━━ INPUT MATERIAL

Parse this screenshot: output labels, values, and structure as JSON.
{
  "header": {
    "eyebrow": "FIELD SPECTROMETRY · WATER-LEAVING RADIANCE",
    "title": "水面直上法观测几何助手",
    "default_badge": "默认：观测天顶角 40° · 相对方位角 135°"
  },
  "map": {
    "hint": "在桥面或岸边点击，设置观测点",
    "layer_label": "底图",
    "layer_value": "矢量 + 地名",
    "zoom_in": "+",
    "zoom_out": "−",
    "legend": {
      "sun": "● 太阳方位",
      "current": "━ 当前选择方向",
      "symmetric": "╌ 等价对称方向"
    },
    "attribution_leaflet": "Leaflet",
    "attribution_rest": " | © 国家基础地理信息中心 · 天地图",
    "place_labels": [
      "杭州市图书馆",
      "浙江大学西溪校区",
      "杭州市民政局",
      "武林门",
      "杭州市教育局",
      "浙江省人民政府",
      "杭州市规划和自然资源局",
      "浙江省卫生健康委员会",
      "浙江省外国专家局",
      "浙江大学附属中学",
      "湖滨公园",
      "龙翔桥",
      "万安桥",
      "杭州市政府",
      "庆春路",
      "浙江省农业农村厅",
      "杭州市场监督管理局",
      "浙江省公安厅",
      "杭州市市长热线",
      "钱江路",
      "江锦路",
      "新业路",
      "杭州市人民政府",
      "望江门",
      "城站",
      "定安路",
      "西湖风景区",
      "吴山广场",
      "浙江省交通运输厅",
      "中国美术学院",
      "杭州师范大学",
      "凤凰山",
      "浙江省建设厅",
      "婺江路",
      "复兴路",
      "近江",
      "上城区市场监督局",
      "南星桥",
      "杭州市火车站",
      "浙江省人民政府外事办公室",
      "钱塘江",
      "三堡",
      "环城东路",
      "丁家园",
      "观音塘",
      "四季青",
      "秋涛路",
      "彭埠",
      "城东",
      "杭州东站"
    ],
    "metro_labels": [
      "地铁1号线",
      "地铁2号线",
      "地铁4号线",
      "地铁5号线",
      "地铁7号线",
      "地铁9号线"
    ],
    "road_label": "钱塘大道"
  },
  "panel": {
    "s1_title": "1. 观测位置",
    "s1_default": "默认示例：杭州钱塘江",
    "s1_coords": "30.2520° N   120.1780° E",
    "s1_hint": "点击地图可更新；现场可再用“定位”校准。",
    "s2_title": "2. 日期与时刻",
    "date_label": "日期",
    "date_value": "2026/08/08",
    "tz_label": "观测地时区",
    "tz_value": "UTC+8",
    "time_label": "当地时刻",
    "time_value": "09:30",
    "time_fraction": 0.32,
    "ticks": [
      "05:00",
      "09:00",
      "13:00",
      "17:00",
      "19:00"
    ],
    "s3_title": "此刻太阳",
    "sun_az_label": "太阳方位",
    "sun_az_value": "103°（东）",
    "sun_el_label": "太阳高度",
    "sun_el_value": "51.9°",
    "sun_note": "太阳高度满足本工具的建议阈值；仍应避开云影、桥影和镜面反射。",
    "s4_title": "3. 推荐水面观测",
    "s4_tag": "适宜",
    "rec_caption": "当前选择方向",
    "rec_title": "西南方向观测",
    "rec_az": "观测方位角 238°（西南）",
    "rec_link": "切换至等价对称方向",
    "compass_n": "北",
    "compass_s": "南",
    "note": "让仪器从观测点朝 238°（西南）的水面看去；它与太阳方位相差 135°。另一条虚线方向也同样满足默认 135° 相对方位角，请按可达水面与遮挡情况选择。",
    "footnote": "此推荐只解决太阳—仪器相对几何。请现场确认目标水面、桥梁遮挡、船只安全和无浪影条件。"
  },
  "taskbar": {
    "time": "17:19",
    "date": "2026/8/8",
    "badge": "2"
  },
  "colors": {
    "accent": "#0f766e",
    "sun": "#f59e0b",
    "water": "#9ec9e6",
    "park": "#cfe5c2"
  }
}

━━━━

> _STATED GOAL_
Return each line among the entries that holds the word "相对方位角".

> _TASK RESULT_
    "default_badge": "默认：观测天顶角 40° · 相对方位角 135°"
    "note": "让仪器从观测点朝 238°（西南）的水面看去；它与太阳方位相差 135°。另一条虚线方向也同样满足默认 135° 相对方位角，请按可达水面与遮挡情况选择。",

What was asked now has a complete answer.